** start RECORDS TO USE **
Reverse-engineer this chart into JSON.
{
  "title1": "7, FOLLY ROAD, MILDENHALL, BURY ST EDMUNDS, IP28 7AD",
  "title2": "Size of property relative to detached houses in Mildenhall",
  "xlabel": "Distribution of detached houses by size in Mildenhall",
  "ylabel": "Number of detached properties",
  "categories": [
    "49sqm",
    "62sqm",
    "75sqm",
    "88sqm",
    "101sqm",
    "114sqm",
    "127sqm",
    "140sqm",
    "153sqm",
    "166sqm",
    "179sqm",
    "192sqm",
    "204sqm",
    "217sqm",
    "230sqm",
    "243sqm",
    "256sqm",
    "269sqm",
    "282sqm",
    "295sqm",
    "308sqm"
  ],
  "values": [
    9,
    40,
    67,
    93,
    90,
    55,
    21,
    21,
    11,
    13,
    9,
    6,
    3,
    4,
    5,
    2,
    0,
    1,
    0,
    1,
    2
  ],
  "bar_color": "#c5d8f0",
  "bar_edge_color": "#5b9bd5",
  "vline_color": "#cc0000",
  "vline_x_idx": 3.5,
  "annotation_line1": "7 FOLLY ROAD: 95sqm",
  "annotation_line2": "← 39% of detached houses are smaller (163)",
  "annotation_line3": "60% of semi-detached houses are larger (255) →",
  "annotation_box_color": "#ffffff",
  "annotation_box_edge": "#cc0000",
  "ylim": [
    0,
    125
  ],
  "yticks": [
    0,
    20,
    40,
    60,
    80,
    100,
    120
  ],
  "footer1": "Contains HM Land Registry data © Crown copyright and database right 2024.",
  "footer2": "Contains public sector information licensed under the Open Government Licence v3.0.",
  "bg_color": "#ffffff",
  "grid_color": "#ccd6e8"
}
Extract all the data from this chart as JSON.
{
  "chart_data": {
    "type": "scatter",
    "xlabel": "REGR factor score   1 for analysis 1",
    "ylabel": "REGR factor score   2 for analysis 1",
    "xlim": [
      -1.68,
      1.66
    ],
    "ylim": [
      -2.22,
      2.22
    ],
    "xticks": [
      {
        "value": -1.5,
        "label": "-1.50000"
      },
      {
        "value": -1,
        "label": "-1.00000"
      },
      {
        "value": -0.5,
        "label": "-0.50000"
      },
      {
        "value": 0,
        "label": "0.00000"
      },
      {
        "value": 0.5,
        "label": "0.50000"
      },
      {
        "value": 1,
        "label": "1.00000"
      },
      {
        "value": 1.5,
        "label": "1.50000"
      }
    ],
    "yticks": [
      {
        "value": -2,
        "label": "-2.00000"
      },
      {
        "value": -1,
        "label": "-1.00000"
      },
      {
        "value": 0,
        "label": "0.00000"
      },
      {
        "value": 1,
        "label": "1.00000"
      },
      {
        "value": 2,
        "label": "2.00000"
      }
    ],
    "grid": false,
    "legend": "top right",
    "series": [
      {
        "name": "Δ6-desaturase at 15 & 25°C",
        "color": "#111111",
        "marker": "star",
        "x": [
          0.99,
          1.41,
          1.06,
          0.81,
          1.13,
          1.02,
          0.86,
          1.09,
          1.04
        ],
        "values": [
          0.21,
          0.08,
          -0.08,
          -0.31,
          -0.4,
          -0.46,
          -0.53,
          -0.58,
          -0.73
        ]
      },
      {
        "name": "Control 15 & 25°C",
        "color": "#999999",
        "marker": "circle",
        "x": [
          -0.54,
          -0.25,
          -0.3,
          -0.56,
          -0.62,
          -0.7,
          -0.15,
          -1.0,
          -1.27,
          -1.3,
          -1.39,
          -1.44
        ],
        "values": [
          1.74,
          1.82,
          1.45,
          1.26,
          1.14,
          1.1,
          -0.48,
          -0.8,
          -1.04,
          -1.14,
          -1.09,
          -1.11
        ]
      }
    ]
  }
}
** end RECORDS TO USE **
■ STATED PROBLEM ■
In the records above, locate each line with the word "name". Copy all such lines.

■ OUTPUT ■
        "name": "Δ6-desaturase at 15 & 25°C",
        "name": "Control 15 & 25°C",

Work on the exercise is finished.